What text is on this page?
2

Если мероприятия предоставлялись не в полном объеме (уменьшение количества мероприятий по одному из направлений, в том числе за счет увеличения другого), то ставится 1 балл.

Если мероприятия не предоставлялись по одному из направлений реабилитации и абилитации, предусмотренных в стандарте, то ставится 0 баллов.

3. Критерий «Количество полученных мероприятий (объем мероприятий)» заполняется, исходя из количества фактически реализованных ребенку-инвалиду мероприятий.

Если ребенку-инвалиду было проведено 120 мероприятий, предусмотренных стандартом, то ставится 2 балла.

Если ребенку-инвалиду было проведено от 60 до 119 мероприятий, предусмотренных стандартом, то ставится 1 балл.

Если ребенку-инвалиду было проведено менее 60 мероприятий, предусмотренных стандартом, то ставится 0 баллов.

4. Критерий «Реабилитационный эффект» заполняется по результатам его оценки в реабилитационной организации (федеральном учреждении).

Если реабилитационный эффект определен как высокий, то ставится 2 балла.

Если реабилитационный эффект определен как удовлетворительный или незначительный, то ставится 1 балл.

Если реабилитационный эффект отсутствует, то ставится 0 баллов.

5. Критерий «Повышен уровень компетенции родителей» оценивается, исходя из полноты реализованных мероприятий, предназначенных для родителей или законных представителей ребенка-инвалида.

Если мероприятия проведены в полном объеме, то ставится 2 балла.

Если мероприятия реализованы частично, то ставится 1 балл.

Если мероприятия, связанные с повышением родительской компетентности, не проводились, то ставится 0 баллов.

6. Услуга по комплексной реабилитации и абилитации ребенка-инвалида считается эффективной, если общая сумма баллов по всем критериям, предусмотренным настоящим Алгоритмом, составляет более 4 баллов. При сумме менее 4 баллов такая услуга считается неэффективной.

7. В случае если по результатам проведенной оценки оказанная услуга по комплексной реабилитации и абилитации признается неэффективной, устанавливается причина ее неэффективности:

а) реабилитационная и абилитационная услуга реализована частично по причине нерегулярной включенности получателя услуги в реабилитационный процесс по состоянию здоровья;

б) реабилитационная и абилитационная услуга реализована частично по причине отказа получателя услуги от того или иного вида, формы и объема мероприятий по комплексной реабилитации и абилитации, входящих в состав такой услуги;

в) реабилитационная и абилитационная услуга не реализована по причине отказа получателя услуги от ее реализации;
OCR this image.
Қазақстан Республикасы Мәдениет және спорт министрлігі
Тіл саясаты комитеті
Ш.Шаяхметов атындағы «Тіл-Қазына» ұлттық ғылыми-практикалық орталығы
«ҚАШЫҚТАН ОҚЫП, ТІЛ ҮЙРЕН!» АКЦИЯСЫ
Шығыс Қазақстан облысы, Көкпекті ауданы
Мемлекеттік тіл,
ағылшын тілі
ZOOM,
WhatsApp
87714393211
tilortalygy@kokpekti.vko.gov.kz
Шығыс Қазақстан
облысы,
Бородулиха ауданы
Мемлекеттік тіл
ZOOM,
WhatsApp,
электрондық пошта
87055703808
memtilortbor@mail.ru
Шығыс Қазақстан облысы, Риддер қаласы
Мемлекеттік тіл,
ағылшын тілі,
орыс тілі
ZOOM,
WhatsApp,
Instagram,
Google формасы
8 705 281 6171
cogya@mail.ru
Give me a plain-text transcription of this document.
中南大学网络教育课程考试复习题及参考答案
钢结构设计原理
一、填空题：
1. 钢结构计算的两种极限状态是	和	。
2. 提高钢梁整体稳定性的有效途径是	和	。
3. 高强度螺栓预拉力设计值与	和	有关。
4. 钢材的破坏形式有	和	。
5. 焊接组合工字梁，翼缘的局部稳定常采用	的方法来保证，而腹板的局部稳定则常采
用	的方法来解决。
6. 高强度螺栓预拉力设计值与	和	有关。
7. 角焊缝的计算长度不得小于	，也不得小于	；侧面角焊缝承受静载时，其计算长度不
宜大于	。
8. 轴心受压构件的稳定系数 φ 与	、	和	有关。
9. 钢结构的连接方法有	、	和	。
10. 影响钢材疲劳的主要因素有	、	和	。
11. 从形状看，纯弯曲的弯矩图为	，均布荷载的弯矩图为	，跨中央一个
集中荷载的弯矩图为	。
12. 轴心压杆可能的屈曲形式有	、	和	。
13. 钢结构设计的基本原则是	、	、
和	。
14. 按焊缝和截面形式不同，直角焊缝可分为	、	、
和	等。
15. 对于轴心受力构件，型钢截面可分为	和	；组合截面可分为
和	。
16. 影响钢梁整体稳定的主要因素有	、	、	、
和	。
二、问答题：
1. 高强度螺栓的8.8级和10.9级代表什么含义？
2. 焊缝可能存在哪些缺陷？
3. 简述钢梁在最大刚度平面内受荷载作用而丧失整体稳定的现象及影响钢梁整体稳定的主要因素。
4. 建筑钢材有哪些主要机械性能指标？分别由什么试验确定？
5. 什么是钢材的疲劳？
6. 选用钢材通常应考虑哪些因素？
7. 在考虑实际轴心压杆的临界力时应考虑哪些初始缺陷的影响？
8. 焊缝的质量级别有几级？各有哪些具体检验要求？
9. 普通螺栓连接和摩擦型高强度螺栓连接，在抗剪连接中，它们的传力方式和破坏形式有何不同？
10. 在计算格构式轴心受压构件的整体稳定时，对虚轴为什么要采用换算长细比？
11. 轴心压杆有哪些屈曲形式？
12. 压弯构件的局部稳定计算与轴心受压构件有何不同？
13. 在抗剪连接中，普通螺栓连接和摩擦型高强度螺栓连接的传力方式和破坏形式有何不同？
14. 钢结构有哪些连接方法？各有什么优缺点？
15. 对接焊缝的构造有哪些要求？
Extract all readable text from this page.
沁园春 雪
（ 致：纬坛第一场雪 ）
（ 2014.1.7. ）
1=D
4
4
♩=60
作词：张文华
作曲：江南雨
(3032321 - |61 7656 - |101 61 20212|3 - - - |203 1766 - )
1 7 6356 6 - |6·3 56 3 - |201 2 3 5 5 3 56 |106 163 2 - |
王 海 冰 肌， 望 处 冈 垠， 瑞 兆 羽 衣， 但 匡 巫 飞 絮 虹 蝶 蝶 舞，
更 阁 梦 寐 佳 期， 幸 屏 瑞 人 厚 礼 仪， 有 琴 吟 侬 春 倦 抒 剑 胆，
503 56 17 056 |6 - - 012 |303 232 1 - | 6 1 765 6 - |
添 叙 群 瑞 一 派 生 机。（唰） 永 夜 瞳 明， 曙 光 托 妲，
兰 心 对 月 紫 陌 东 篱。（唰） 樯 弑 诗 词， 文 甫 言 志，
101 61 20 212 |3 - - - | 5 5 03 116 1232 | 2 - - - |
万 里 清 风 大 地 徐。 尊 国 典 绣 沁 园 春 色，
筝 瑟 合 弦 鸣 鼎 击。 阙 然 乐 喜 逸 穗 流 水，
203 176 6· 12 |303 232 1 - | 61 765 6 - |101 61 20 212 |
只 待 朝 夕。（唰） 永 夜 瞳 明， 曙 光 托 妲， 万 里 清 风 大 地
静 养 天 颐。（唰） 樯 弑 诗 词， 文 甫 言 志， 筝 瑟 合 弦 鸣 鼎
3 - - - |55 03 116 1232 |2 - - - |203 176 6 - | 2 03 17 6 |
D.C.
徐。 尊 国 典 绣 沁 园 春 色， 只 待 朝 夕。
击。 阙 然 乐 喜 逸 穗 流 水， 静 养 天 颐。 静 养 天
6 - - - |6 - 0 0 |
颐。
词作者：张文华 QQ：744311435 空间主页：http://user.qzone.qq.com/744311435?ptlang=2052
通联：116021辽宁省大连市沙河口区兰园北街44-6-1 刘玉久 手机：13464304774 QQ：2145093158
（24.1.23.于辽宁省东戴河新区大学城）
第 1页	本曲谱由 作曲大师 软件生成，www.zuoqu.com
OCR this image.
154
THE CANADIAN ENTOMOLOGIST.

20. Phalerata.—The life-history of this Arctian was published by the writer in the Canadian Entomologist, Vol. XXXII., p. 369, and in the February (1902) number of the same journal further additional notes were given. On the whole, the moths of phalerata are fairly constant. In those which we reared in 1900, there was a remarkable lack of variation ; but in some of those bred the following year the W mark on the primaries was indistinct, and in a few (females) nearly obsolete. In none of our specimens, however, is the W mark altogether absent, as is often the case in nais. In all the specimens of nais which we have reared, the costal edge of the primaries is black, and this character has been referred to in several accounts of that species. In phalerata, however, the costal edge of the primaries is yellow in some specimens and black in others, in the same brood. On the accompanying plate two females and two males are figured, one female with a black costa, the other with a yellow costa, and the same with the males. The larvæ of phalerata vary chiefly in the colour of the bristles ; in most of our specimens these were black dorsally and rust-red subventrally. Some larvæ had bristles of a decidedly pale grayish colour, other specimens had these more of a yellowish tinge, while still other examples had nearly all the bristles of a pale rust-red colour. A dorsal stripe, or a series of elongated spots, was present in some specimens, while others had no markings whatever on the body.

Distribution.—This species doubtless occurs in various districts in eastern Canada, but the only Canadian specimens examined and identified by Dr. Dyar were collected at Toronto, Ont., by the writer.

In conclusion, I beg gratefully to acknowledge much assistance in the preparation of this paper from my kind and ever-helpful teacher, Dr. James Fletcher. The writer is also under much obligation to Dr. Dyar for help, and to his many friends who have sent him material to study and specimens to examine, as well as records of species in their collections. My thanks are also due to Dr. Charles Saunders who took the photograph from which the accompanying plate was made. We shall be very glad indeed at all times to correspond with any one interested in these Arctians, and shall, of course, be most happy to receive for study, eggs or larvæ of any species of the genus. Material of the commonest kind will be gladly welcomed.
§
▸ Exercise details:
Copy out each line that contains the word "балла".

▸ Expected answer:
Если ребенку-инвалиду было проведено 120 мероприятий, предусмотренных стандартом, то ставится 2 балла.
Если реабилитационный эффект определен как высокий, то ставится 2 балла.
Если мероприятия проведены в полном объеме, то ставится 2 балла.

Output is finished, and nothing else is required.